> **Task description**:
Look through the data for the string "上海倚师教育科技有限公司". Copy every line where it is found.

> **A block of data**:

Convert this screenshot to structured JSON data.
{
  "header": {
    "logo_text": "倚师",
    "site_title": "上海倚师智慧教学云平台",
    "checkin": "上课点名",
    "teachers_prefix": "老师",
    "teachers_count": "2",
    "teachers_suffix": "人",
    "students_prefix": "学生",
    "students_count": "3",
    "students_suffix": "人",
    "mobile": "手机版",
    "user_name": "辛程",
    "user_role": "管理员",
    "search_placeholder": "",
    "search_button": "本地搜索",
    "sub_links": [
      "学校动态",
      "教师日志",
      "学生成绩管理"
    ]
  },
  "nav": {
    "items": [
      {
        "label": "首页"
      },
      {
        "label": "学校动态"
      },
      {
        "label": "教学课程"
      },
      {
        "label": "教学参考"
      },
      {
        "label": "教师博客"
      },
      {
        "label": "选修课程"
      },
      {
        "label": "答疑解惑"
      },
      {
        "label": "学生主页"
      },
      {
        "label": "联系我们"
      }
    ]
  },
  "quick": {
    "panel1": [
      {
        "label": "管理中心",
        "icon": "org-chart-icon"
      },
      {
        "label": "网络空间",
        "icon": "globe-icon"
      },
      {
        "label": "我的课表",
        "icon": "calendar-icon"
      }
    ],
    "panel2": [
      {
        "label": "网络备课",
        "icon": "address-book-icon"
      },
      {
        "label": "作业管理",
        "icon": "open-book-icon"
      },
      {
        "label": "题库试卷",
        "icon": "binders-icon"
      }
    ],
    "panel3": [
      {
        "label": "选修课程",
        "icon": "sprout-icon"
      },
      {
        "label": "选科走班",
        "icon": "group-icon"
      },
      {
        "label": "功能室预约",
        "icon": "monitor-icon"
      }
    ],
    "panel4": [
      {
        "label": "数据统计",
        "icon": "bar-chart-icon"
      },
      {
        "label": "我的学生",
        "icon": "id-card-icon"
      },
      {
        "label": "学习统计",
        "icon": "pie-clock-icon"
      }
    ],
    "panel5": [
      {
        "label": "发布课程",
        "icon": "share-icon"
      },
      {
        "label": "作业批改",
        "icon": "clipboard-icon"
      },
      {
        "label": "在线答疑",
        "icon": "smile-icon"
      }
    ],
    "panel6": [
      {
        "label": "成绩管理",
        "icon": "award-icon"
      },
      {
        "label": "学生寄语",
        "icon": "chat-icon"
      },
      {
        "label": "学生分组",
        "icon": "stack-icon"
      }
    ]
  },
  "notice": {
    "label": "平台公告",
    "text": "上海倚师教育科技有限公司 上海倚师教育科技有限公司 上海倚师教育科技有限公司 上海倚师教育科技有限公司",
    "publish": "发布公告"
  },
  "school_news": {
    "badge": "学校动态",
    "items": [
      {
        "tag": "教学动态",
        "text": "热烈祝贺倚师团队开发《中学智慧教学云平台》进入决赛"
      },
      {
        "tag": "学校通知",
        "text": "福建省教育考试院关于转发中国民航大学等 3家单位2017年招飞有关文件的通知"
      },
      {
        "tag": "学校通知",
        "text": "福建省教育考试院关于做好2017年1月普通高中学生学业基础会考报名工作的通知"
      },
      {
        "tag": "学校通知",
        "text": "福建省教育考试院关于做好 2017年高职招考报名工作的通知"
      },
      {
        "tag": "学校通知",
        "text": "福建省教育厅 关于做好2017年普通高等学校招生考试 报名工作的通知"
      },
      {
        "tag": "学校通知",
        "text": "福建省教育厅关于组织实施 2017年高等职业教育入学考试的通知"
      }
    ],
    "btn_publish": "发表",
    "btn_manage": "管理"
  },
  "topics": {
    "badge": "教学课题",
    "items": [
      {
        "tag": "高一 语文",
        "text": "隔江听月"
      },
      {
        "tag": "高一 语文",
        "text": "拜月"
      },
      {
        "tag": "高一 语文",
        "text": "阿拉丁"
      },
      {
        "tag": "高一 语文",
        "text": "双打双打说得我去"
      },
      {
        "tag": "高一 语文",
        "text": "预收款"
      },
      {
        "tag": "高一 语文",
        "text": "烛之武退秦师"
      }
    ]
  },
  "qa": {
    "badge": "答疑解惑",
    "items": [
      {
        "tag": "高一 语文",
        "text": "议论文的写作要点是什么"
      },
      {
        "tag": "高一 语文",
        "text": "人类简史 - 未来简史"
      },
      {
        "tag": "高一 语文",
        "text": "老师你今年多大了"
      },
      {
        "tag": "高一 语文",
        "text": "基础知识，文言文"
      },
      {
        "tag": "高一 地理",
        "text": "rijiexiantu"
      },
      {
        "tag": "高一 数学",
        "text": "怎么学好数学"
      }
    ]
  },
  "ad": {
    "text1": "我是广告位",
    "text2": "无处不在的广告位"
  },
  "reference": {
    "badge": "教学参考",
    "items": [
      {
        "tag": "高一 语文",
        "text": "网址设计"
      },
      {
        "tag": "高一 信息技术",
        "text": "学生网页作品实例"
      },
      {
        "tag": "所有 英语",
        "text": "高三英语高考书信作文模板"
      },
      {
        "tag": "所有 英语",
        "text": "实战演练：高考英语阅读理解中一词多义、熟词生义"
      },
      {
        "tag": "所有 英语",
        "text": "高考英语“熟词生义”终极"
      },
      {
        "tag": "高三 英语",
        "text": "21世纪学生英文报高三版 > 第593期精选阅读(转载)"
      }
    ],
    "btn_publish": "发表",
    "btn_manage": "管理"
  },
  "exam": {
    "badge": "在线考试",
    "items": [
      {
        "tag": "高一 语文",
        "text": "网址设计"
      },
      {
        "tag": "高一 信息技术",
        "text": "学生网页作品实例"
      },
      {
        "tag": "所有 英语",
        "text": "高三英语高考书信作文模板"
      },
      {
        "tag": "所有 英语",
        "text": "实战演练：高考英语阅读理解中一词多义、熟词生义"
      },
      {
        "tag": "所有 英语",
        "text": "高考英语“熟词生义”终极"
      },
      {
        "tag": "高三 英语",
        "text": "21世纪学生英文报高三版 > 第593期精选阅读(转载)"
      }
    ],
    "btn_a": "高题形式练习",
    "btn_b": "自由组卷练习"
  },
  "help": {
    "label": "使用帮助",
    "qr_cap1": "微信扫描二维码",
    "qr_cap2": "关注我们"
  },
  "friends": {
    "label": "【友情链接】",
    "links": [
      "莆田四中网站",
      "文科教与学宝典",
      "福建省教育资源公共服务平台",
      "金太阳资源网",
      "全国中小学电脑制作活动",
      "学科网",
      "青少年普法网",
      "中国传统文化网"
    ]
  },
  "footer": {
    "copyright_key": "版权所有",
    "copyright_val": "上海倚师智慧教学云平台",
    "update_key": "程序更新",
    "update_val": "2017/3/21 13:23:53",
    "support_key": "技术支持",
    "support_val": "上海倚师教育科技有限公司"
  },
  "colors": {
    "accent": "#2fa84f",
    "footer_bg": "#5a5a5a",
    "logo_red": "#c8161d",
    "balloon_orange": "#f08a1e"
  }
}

> **Result**:
    "text": "上海倚师教育科技有限公司 上海倚师教育科技有限公司 上海倚师教育科技有限公司 上海倚师教育科技有限公司",
    "support_val": "上海倚师教育科技有限公司"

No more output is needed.